▸ Requirements
In the material below, quote verbatim the lines that start at the one containing "185, 211, 200]" and end at the one containing "79, 197, 94]", including both.

[Stored entries]

━━━━━━━━━━━━━━━━

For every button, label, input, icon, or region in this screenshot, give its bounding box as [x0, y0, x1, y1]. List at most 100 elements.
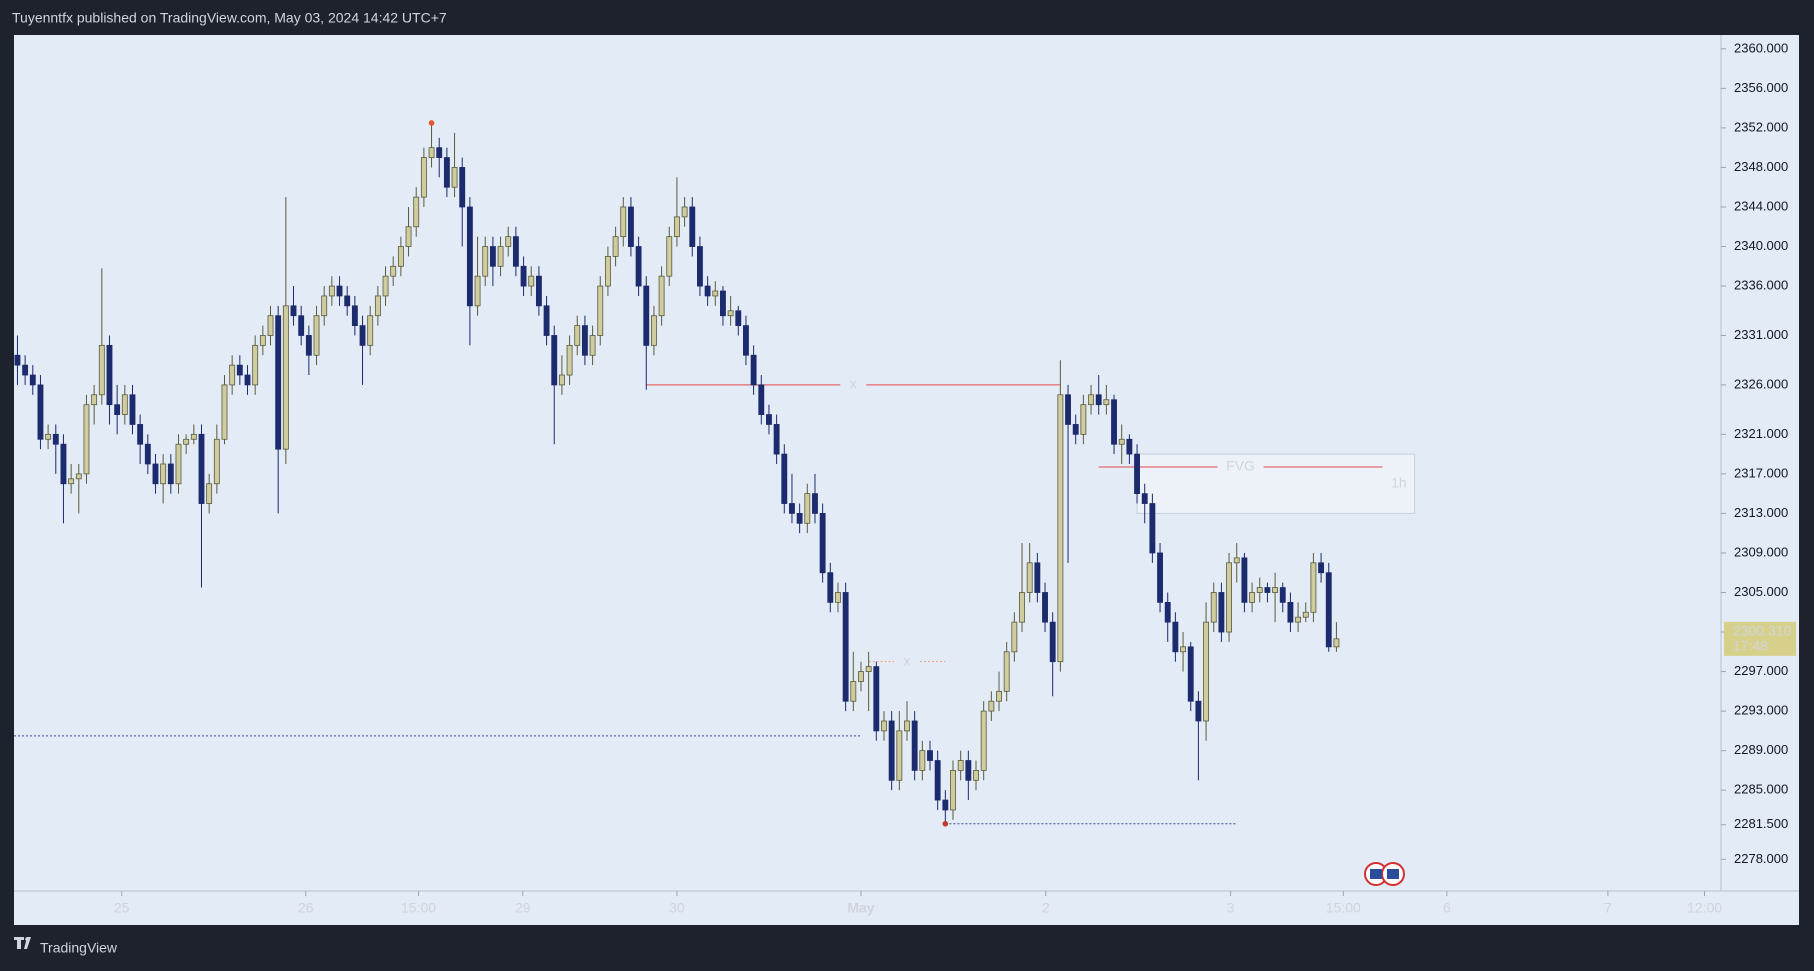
candle-body: [474, 275, 481, 307]
chart-pane: [14, 35, 1799, 925]
pivot-point: [942, 820, 949, 827]
candle-body: [911, 720, 918, 771]
candle-body: [1088, 394, 1094, 406]
candle-body: [1302, 611, 1309, 618]
candle-body: [428, 147, 435, 158]
candle-body: [52, 433, 59, 445]
y-tick-label: 2313.000: [1734, 505, 1788, 520]
candle-body: [1226, 562, 1232, 633]
candle-body: [1111, 399, 1117, 445]
candle-body: [1149, 503, 1156, 554]
candle-body: [91, 394, 98, 406]
candle-body: [267, 315, 274, 336]
candle-body: [259, 335, 266, 346]
event-flags: [1364, 862, 1405, 886]
candle-body: [1080, 404, 1087, 435]
x-tick-label: 15:00: [401, 900, 436, 916]
candle-body: [589, 335, 596, 356]
candle-body: [1333, 638, 1340, 648]
candle-body: [651, 315, 657, 346]
candle-body: [1180, 646, 1186, 653]
candle-body: [704, 285, 711, 297]
y-tick-label: 2340.000: [1734, 238, 1788, 253]
candle-body: [1279, 587, 1286, 603]
chart-title: Tuyenntfx published on TradingView.com, …: [12, 10, 447, 26]
y-tick-label: 2317.000: [1734, 465, 1788, 480]
candle-body: [1233, 557, 1240, 564]
candle-body: [22, 364, 29, 376]
fvg-zone: [1136, 453, 1416, 514]
candle-body: [904, 720, 910, 732]
candle-body: [512, 236, 519, 267]
level-label: x: [850, 376, 857, 392]
candle-body: [643, 285, 650, 346]
candle-body: [819, 513, 826, 574]
candle-body: [1310, 562, 1317, 613]
candle-body: [313, 315, 320, 356]
candle-body: [604, 256, 611, 287]
candle-body: [1141, 493, 1148, 504]
candle-body: [236, 364, 243, 376]
candle-body: [551, 335, 558, 386]
candle-body: [129, 394, 136, 425]
candle-body: [351, 305, 358, 327]
y-tick-label: 2321.000: [1734, 426, 1788, 441]
candle-body: [290, 305, 297, 317]
candle-body: [973, 770, 979, 781]
candle-body: [1118, 438, 1125, 445]
candle-body: [735, 310, 742, 327]
candle-body: [29, 374, 36, 386]
candle-body: [83, 404, 90, 475]
candle-body: [750, 354, 757, 386]
x-tick-label: 6: [1443, 900, 1451, 916]
candle-body: [1157, 552, 1163, 603]
candle-body: [1318, 562, 1325, 574]
candle-body: [37, 384, 44, 440]
y-tick-label: 2348.000: [1734, 159, 1788, 174]
candle-body: [520, 265, 527, 287]
candle-body: [466, 206, 473, 307]
candle-body: [758, 384, 765, 415]
y-tick-label: 2356.000: [1734, 80, 1788, 95]
x-tick-label: 15:00: [1326, 900, 1361, 916]
level-label: x: [903, 652, 910, 668]
candle-body: [658, 275, 665, 317]
candle-body: [980, 710, 987, 771]
y-tick-label: 2281.500: [1734, 816, 1788, 831]
candle-body: [681, 206, 688, 218]
x-tick-label: 3: [1227, 900, 1235, 916]
candle-body: [229, 364, 236, 386]
candle-body: [1019, 592, 1025, 623]
y-tick-label: 2336.000: [1734, 278, 1788, 293]
candle-body: [305, 335, 312, 356]
candle-body: [451, 167, 458, 188]
candle-body: [1003, 651, 1010, 692]
x-tick-label: 7: [1604, 900, 1612, 916]
candle-body: [160, 463, 167, 485]
candle-body: [1095, 394, 1102, 406]
candle-body: [942, 799, 949, 811]
candle-body: [359, 325, 366, 346]
y-tick-label: 2331.000: [1734, 327, 1788, 342]
candle-body: [328, 285, 335, 297]
candle-body: [996, 690, 1002, 702]
candle-body: [581, 325, 588, 356]
candle-body: [221, 384, 228, 440]
candle-body: [796, 513, 803, 524]
candle-body: [175, 443, 182, 485]
candle-body: [282, 305, 289, 450]
candle-body: [298, 315, 305, 336]
candle-body: [190, 433, 197, 440]
candle-body: [535, 275, 542, 307]
candle-body: [635, 246, 642, 287]
candle-body: [459, 167, 466, 208]
candle-body: [712, 290, 719, 297]
candle-body: [873, 666, 880, 732]
candle-body: [835, 592, 841, 603]
candle-body: [842, 592, 849, 702]
candle-body: [781, 453, 788, 504]
zone-label: 1h: [1391, 474, 1407, 490]
candle-body: [850, 681, 857, 702]
x-tick-label: 30: [669, 900, 685, 916]
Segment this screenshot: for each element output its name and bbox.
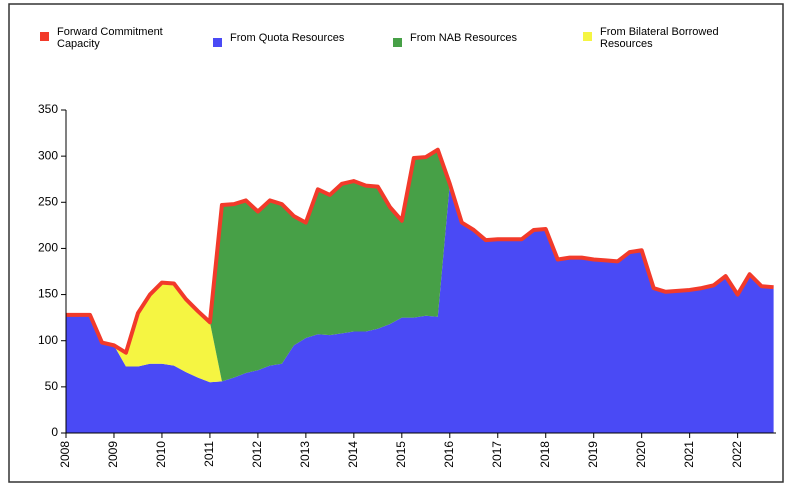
x-tick-label: 2012: [250, 441, 264, 468]
legend-item: From NAB Resources: [393, 32, 553, 47]
y-tick-label: 350: [38, 102, 58, 116]
x-tick-label: 2016: [442, 441, 456, 468]
legend-swatch: [213, 38, 222, 47]
y-tick-label: 100: [38, 333, 58, 347]
x-tick-label: 2014: [346, 441, 360, 468]
legend-label: Forward Commitment Capacity: [57, 26, 163, 50]
legend-item: From Bilateral Borrowed Resources: [583, 26, 723, 50]
area: [66, 183, 774, 383]
y-tick-label: 300: [38, 148, 58, 162]
legend-label: From Bilateral Borrowed Resources: [600, 26, 719, 50]
legend-swatch: [583, 32, 592, 41]
x-tick-label: 2008: [58, 441, 72, 468]
x-tick-label: 2013: [298, 441, 312, 468]
y-tick-label: 50: [45, 379, 59, 393]
x-tick-label: 2021: [682, 441, 696, 468]
x-tick-label: 2015: [394, 441, 408, 468]
x-tick-label: 2018: [538, 441, 552, 468]
frame: [8, 3, 784, 483]
y-tick-label: 150: [38, 287, 58, 301]
y-tick-label: 0: [51, 425, 58, 439]
legend-label: From NAB Resources: [410, 32, 517, 44]
line: [66, 147, 774, 355]
area: [66, 149, 774, 382]
y-tick-label: 200: [38, 241, 58, 255]
y-tick-label: 250: [38, 194, 58, 208]
legend-swatch: [40, 32, 49, 41]
legend-swatch: [393, 38, 402, 47]
legend-item: Forward Commitment Capacity: [40, 26, 170, 50]
x-tick-label: 2011: [202, 441, 216, 467]
x-tick-label: 2009: [106, 441, 120, 468]
x-tick-label: 2022: [730, 441, 744, 468]
area: [66, 183, 774, 433]
legend-label: From Quota Resources: [230, 32, 345, 44]
legend-item: From Quota Resources: [213, 32, 373, 47]
x-tick-label: 2020: [634, 441, 648, 468]
x-tick-label: 2017: [490, 441, 504, 468]
x-tick-label: 2010: [154, 441, 168, 468]
x-tick-label: 2019: [586, 441, 600, 468]
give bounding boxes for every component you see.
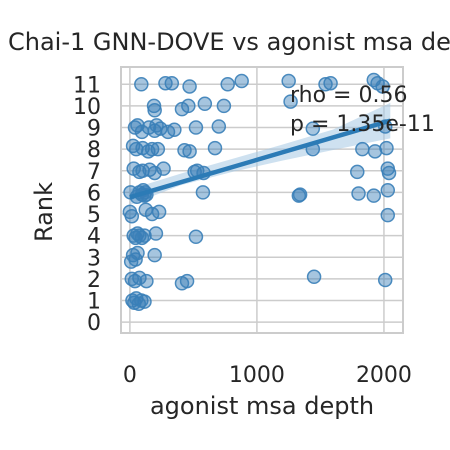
data-point	[195, 185, 211, 200]
data-point	[355, 141, 370, 157]
y-tick-label: 1	[87, 290, 101, 315]
data-point	[350, 164, 365, 180]
y-tick-label: 8	[87, 138, 101, 163]
data-point	[134, 77, 149, 92]
plot-frame	[120, 66, 404, 334]
p-value-annotation: p = 1.35e-11	[290, 112, 435, 137]
regression-layer	[129, 118, 391, 200]
y-tick-label: 4	[87, 225, 101, 250]
data-point	[137, 228, 152, 243]
data-point	[147, 103, 162, 118]
data-point	[379, 140, 394, 156]
data-point	[144, 141, 160, 157]
chart-title: Chai-1 GNN-DOVE vs agonist msa depth	[8, 28, 450, 56]
data-point	[211, 119, 227, 134]
data-point	[181, 98, 196, 114]
data-point	[182, 79, 197, 94]
x-axis-title: agonist msa depth	[150, 392, 374, 420]
data-point	[283, 94, 298, 109]
y-tick-label: 9	[87, 117, 101, 142]
x-tick-label: 1000	[229, 363, 285, 388]
data-point	[380, 183, 396, 198]
data-point	[380, 207, 396, 223]
data-point	[216, 98, 232, 114]
y-axis-title: Rank	[30, 182, 58, 242]
data-point	[292, 187, 308, 202]
data-point	[147, 165, 162, 181]
y-tick-label: 3	[87, 246, 101, 271]
data-point	[137, 294, 152, 309]
y-tick-label: 10	[73, 95, 101, 120]
data-point	[164, 75, 180, 91]
data-point	[318, 77, 333, 92]
data-point	[132, 270, 147, 286]
data-point	[381, 165, 397, 181]
x-tick-label: 2000	[356, 363, 412, 388]
data-point	[351, 186, 366, 201]
data-point	[188, 120, 204, 135]
data-point	[366, 188, 382, 203]
data-point	[305, 121, 321, 136]
data-point	[306, 269, 322, 285]
y-tick-label: 6	[87, 181, 101, 206]
x-ticks: 0 1000 2000	[123, 363, 412, 388]
data-point	[153, 121, 168, 136]
data-point	[188, 229, 204, 245]
points-layer	[122, 72, 397, 312]
x-tick-label: 0	[123, 363, 137, 388]
y-tick-label: 0	[87, 311, 101, 336]
y-tick-label: 7	[87, 160, 101, 185]
y-tick-label: 5	[87, 203, 101, 228]
data-point	[281, 73, 296, 89]
data-point	[323, 75, 338, 91]
data-point	[150, 141, 166, 157]
data-point	[167, 122, 182, 137]
data-point	[207, 140, 223, 156]
data-point	[156, 161, 171, 176]
regression-line	[129, 118, 391, 200]
data-point	[375, 79, 390, 94]
data-point	[377, 272, 393, 288]
rho-annotation: rho = 0.56	[290, 83, 407, 108]
data-point	[197, 96, 213, 112]
data-point	[151, 204, 167, 220]
data-point	[148, 226, 164, 241]
data-point	[130, 245, 145, 261]
data-point	[234, 73, 249, 89]
data-point	[177, 143, 192, 158]
y-tick-label: 2	[87, 268, 101, 293]
data-point	[182, 144, 197, 159]
data-point	[139, 273, 154, 289]
y-tick-label: 11	[73, 73, 101, 98]
data-point	[179, 273, 195, 289]
data-point	[146, 98, 162, 114]
data-point	[220, 77, 235, 92]
data-point	[124, 208, 140, 224]
data-point	[147, 247, 162, 263]
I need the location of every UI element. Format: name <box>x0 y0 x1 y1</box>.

━━━━━━━━━━━━━━━━

▸ Problem solution
data-point	[195, 185, 211, 200]
data-point	[355, 141, 370, 157]
y-tick-label: 1	[87, 290, 101, 315]
data-point	[350, 164, 365, 180]
y-tick-label: 8	[87, 138, 101, 163]
data-point	[134, 77, 149, 92]
plot-frame	[120, 66, 404, 334]
p-value-annotation: p = 1.35e-11	[290, 112, 435, 137]
regression-layer	[129, 118, 391, 200]
y-tick-label: 4	[87, 225, 101, 250]
data-point	[137, 228, 152, 243]
data-point	[147, 103, 162, 118]
data-point	[379, 140, 394, 156]
data-point	[144, 141, 160, 157]
chart-title: Chai-1 GNN-DOVE vs agonist msa depth	[8, 28, 450, 56]
data-point	[211, 119, 227, 134]
data-point	[181, 98, 196, 114]
data-point	[182, 79, 197, 94]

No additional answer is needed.